## Begin Records shown
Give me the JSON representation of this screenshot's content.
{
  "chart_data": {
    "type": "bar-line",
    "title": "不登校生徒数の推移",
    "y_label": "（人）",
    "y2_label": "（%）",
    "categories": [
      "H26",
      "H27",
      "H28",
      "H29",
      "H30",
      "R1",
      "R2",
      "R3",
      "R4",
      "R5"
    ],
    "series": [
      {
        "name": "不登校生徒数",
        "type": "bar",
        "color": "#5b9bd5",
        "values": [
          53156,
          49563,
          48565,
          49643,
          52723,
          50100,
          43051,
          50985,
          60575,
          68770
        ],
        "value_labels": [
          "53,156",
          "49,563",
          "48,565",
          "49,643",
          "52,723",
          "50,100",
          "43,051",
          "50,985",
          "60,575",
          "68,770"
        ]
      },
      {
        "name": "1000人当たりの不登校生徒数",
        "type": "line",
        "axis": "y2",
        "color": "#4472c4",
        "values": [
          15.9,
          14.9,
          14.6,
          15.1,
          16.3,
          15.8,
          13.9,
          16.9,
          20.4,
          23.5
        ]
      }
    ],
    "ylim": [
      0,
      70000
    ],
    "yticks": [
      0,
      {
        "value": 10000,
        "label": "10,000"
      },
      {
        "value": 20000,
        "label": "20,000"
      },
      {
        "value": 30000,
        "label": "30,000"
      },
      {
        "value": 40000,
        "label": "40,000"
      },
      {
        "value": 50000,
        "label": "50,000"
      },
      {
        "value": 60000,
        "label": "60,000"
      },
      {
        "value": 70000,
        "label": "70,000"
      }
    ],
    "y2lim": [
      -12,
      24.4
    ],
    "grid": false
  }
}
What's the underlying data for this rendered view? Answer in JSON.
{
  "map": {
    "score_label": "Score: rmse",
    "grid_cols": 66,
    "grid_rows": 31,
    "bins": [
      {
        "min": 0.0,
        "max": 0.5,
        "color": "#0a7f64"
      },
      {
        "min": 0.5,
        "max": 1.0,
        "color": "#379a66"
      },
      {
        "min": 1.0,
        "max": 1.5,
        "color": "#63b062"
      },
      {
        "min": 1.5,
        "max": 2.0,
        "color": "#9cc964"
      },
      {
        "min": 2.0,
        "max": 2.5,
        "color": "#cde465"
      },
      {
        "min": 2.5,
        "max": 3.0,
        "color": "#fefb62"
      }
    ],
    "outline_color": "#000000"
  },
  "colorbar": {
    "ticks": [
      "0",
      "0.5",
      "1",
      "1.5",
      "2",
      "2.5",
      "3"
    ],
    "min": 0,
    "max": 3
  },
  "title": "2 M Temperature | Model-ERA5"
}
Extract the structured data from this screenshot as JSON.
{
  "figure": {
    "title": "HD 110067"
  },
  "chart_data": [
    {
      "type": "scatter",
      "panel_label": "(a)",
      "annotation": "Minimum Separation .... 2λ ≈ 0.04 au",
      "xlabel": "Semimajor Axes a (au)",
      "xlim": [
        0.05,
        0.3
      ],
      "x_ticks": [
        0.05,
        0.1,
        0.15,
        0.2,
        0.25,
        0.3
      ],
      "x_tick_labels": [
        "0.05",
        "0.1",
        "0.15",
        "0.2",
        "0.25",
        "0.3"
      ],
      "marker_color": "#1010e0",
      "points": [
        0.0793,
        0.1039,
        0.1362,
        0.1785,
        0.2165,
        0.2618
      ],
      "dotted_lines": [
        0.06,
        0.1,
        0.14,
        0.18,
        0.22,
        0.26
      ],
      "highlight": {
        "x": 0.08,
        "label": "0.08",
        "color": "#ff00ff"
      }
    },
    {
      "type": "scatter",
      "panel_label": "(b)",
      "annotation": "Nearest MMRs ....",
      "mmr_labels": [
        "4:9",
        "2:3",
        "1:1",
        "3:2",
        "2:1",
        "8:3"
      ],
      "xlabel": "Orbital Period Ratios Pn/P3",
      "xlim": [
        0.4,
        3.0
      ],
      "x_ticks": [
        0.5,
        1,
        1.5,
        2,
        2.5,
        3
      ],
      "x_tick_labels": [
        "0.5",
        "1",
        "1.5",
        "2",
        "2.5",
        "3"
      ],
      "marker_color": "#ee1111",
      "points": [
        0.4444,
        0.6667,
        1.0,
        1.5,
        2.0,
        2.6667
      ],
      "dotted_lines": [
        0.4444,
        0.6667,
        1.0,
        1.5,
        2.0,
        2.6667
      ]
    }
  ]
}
## End Records shown
■ What is needed: Reproduce only the lines running from the one that contains "Extract the structured" to the last line of the records.

■ Full output:
Extract the structured data from this screenshot as JSON.
{
  "figure": {
    "title": "HD 110067"
  },
  "chart_data": [
    {
      "type": "scatter",
      "panel_label": "(a)",
      "annotation": "Minimum Separation .... 2λ ≈ 0.04 au",
      "xlabel": "Semimajor Axes a (au)",
      "xlim": [
        0.05,
        0.3
      ],
      "x_ticks": [
        0.05,
        0.1,
        0.15,
        0.2,
        0.25,
        0.3
      ],
      "x_tick_labels": [
        "0.05",
        "0.1",
        "0.15",
        "0.2",
        "0.25",
        "0.3"
      ],
      "marker_color": "#1010e0",
      "points": [
        0.0793,
        0.1039,
        0.1362,
        0.1785,
        0.2165,
        0.2618
      ],
      "dotted_lines": [
        0.06,
        0.1,
        0.14,
        0.18,
        0.22,
        0.26
      ],
      "highlight": {
        "x": 0.08,
        "label": "0.08",
        "color": "#ff00ff"
      }
    },
    {
      "type": "scatter",
      "panel_label": "(b)",
      "annotation": "Nearest MMRs ....",
      "mmr_labels": [
        "4:9",
        "2:3",
        "1:1",
        "3:2",
        "2:1",
        "8:3"
      ],
      "xlabel": "Orbital Period Ratios Pn/P3",
      "xlim": [
        0.4,
        3.0
      ],
      "x_ticks": [
        0.5,
        1,
        1.5,
        2,
        2.5,
        3
      ],
      "x_tick_labels": [
        "0.5",
        "1",
        "1.5",
        "2",
        "2.5",
        "3"
      ],
      "marker_color": "#ee1111",
      "points": [
        0.4444,
        0.6667,
        1.0,
        1.5,
        2.0,
        2.6667
      ],
      "dotted_lines": [
        0.4444,
        0.6667,
        1.0,
        1.5,
        2.0,
        2.6667
      ]
    }
  ]
}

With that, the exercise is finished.